_Stored entries_
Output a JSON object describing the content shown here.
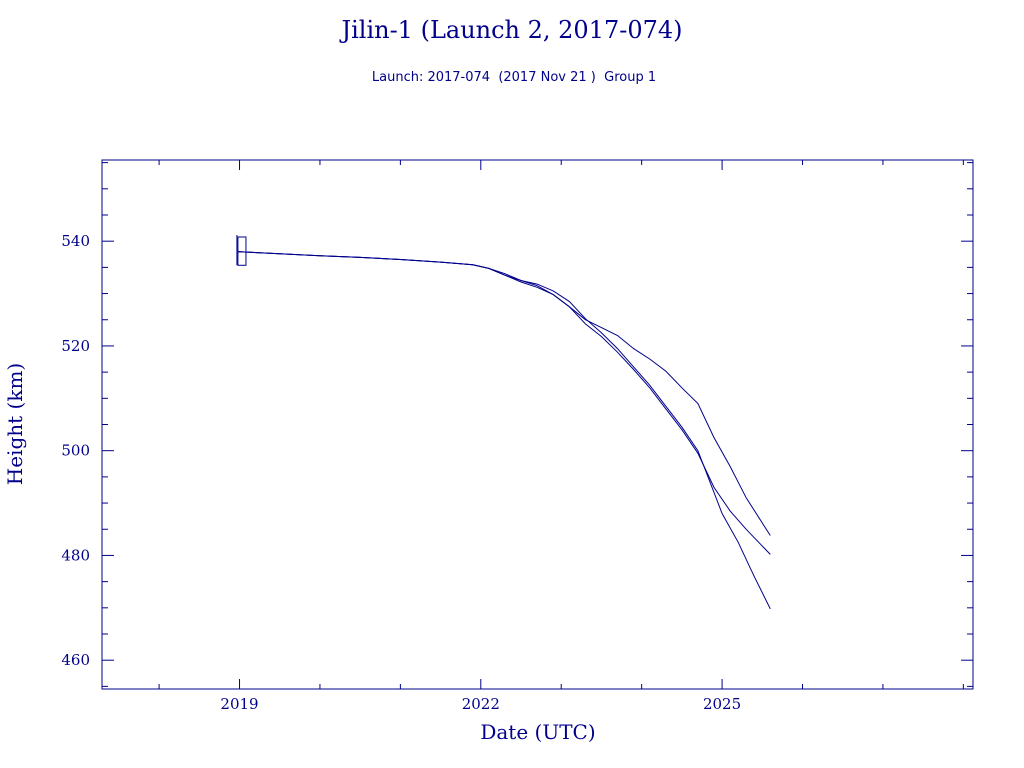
{
  "chart_data": {
    "type": "line",
    "title": "Jilin-1 (Launch 2, 2017-074)",
    "subtitle": "Launch: 2017-074  (2017 Nov 21 )  Group 1",
    "xlabel": "Date (UTC)",
    "ylabel": "Height (km)",
    "xlim": [
      2017.29,
      2028.12
    ],
    "ylim": [
      454.5,
      555.5
    ],
    "x_ticks": [
      2019,
      2022,
      2025
    ],
    "y_ticks": [
      460,
      480,
      500,
      520,
      540
    ],
    "grid": false,
    "color": "#00008b",
    "series": [
      {
        "x": [
          2018.98,
          2019.0,
          2019.5,
          2020.0,
          2020.5,
          2021.0,
          2021.5,
          2021.9,
          2022.1,
          2022.3,
          2022.5,
          2022.7,
          2022.9,
          2023.1,
          2023.3,
          2023.5,
          2023.7,
          2023.9,
          2024.1,
          2024.3,
          2024.5,
          2024.7,
          2024.85,
          2025.0,
          2025.2,
          2025.4,
          2025.6
        ],
        "y": [
          538.0,
          538.0,
          537.6,
          537.2,
          536.9,
          536.5,
          536.0,
          535.5,
          534.8,
          533.8,
          532.5,
          531.8,
          530.5,
          528.5,
          525.2,
          522.5,
          519.5,
          516.0,
          512.5,
          508.5,
          504.5,
          500.0,
          494.0,
          488.0,
          482.5,
          476.0,
          469.8
        ]
      },
      {
        "x": [
          2018.98,
          2019.0,
          2019.5,
          2020.0,
          2020.5,
          2021.0,
          2021.5,
          2021.9,
          2022.1,
          2022.3,
          2022.5,
          2022.7,
          2022.9,
          2023.1,
          2023.3,
          2023.5,
          2023.7,
          2023.9,
          2024.1,
          2024.3,
          2024.5,
          2024.7,
          2024.9,
          2025.1,
          2025.3,
          2025.6
        ],
        "y": [
          538.0,
          538.0,
          537.6,
          537.2,
          536.9,
          536.5,
          536.0,
          535.5,
          534.8,
          533.5,
          532.2,
          531.2,
          529.8,
          527.5,
          524.2,
          521.8,
          518.8,
          515.5,
          512.0,
          508.0,
          504.0,
          499.5,
          493.0,
          488.5,
          485.0,
          480.2
        ]
      },
      {
        "x": [
          2018.98,
          2019.0,
          2019.5,
          2020.0,
          2020.5,
          2021.0,
          2021.5,
          2021.9,
          2022.1,
          2022.3,
          2022.5,
          2022.7,
          2022.9,
          2023.1,
          2023.3,
          2023.5,
          2023.7,
          2023.9,
          2024.1,
          2024.3,
          2024.5,
          2024.7,
          2024.9,
          2025.1,
          2025.3,
          2025.6
        ],
        "y": [
          538.0,
          538.0,
          537.6,
          537.2,
          536.9,
          536.5,
          536.0,
          535.5,
          534.8,
          533.5,
          532.5,
          531.5,
          529.8,
          527.5,
          525.0,
          523.5,
          522.0,
          519.5,
          517.5,
          515.2,
          512.0,
          509.0,
          502.5,
          497.0,
          491.0,
          483.8
        ]
      }
    ],
    "launch_marker": {
      "x": [
        2018.98,
        2019.08
      ],
      "y": [
        535.4,
        540.8
      ]
    }
  }
}
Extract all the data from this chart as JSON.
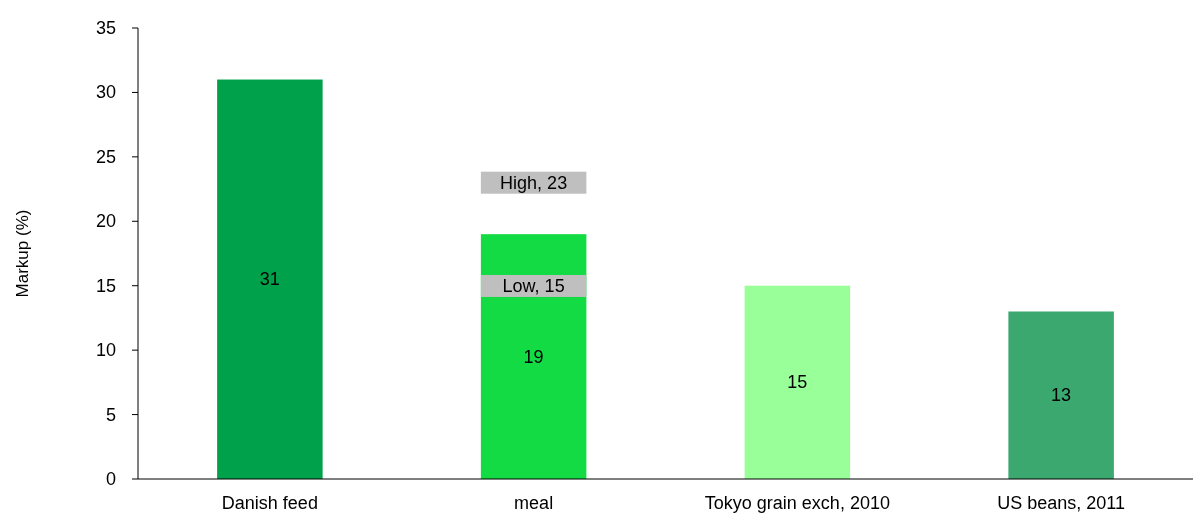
{
  "chart_data": {
    "type": "bar",
    "ylabel": "Markup (%)",
    "categories": [
      "Danish feed",
      "meal",
      "Tokyo grain exch, 2010",
      "US beans, 2011"
    ],
    "values": [
      31,
      19,
      15,
      13
    ],
    "colors": [
      "#00a14b",
      "#13db44",
      "#99ff99",
      "#3aa86f"
    ],
    "ylim": [
      0,
      35
    ],
    "yticks": [
      0,
      5,
      10,
      15,
      20,
      25,
      30,
      35
    ],
    "grid": false,
    "data_labels": true,
    "annotations": [
      "High, 23",
      "Low, 15"
    ]
  }
}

_Task objective_
Write out exactly the lines beginning with the line that holds "Extract all the data from this chart as JSON." and ending with the final line of the data, both ends included, without the pictures.

_Output of the exercise_
Extract all the data from this chart as JSON.
{
  "chart_data": {
    "type": "bar",
    "ylabel": "Markup (%)",
    "categories": [
      "Danish feed",
      "meal",
      "Tokyo grain exch, 2010",
      "US beans, 2011"
    ],
    "values": [
      31,
      19,
      15,
      13
    ],
    "colors": [
      "#00a14b",
      "#13db44",
      "#99ff99",
      "#3aa86f"
    ],
    "ylim": [
      0,
      35
    ],
    "yticks": [
      0,
      5,
      10,
      15,
      20,
      25,
      30,
      35
    ],
    "grid": false,
    "data_labels": true,
    "annotations": [
      "High, 23",
      "Low, 15"
    ]
  }
}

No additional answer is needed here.